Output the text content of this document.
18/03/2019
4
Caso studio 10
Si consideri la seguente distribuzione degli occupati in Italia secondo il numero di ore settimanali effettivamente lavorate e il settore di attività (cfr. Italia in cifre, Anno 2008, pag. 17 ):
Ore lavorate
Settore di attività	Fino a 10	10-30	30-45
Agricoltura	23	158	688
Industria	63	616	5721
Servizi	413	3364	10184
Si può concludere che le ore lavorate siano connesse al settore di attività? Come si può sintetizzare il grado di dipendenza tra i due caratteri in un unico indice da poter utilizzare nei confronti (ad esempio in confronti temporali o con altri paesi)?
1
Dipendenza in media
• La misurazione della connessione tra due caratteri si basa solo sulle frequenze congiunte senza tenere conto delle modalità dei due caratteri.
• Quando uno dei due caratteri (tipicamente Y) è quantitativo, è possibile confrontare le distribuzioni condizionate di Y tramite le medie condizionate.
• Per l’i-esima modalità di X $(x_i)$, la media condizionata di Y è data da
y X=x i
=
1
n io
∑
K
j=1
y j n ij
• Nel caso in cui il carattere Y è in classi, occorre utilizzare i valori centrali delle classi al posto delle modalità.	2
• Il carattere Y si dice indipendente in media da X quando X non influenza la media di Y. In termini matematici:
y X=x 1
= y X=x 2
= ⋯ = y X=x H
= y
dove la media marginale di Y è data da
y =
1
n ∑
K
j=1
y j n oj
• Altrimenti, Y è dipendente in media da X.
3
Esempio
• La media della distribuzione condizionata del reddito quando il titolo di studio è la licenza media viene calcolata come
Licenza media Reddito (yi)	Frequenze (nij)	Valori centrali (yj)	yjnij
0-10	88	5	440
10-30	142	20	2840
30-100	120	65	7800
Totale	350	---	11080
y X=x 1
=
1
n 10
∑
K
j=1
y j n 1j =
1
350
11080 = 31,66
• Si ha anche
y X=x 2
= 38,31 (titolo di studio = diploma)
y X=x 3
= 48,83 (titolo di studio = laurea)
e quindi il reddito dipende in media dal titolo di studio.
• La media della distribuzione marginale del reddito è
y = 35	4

**Aim:**
Every line of the material must be returned exactly as it appears.

**Answer:**
Output the text content of this document.
18/03/2019
4
Caso studio 10
Si consideri la seguente distribuzione degli occupati in Italia secondo il numero di ore settimanali effettivamente lavorate e il settore di attività (cfr. Italia in cifre, Anno 2008, pag. 17 ):
Ore lavorate
Settore di attività	Fino a 10	10-30	30-45
Agricoltura	23	158	688
Industria	63	616	5721
Servizi	413	3364	10184
Si può concludere che le ore lavorate siano connesse al settore di attività? Come si può sintetizzare il grado di dipendenza tra i due caratteri in un unico indice da poter utilizzare nei confronti (ad esempio in confronti temporali o con altri paesi)?
1
Dipendenza in media
• La misurazione della connessione tra due caratteri si basa solo sulle frequenze congiunte senza tenere conto delle modalità dei due caratteri.
• Quando uno dei due caratteri (tipicamente Y) è quantitativo, è possibile confrontare le distribuzioni condizionate di Y tramite le medie condizionate.
• Per l’i-esima modalità di X $(x_i)$, la media condizionata di Y è data da
y X=x i
=
1
n io
∑
K
j=1
y j n ij
• Nel caso in cui il carattere Y è in classi, occorre utilizzare i valori centrali delle classi al posto delle modalità.	2
• Il carattere Y si dice indipendente in media da X quando X non influenza la media di Y. In termini matematici:
y X=x 1
= y X=x 2
= ⋯ = y X=x H
= y
dove la media marginale di Y è data da
y =
1
n ∑
K
j=1
y j n oj
• Altrimenti, Y è dipendente in media da X.
3
Esempio
• La media della distribuzione condizionata del reddito quando il titolo di studio è la licenza media viene calcolata come
Licenza media Reddito (yi)	Frequenze (nij)	Valori centrali (yj)	yjnij
0-10	88	5	440
10-30	142	20	2840
30-100	120	65	7800
Totale	350	---	11080
y X=x 1
=
1
n 10
∑
K
j=1
y j n 1j =
1
350
11080 = 31,66
• Si ha anche
y X=x 2
= 38,31 (titolo di studio = diploma)
y X=x 3
= 48,83 (titolo di studio = laurea)
e quindi il reddito dipende in media dal titolo di studio.
• La media della distribuzione marginale del reddito è
y = 35	4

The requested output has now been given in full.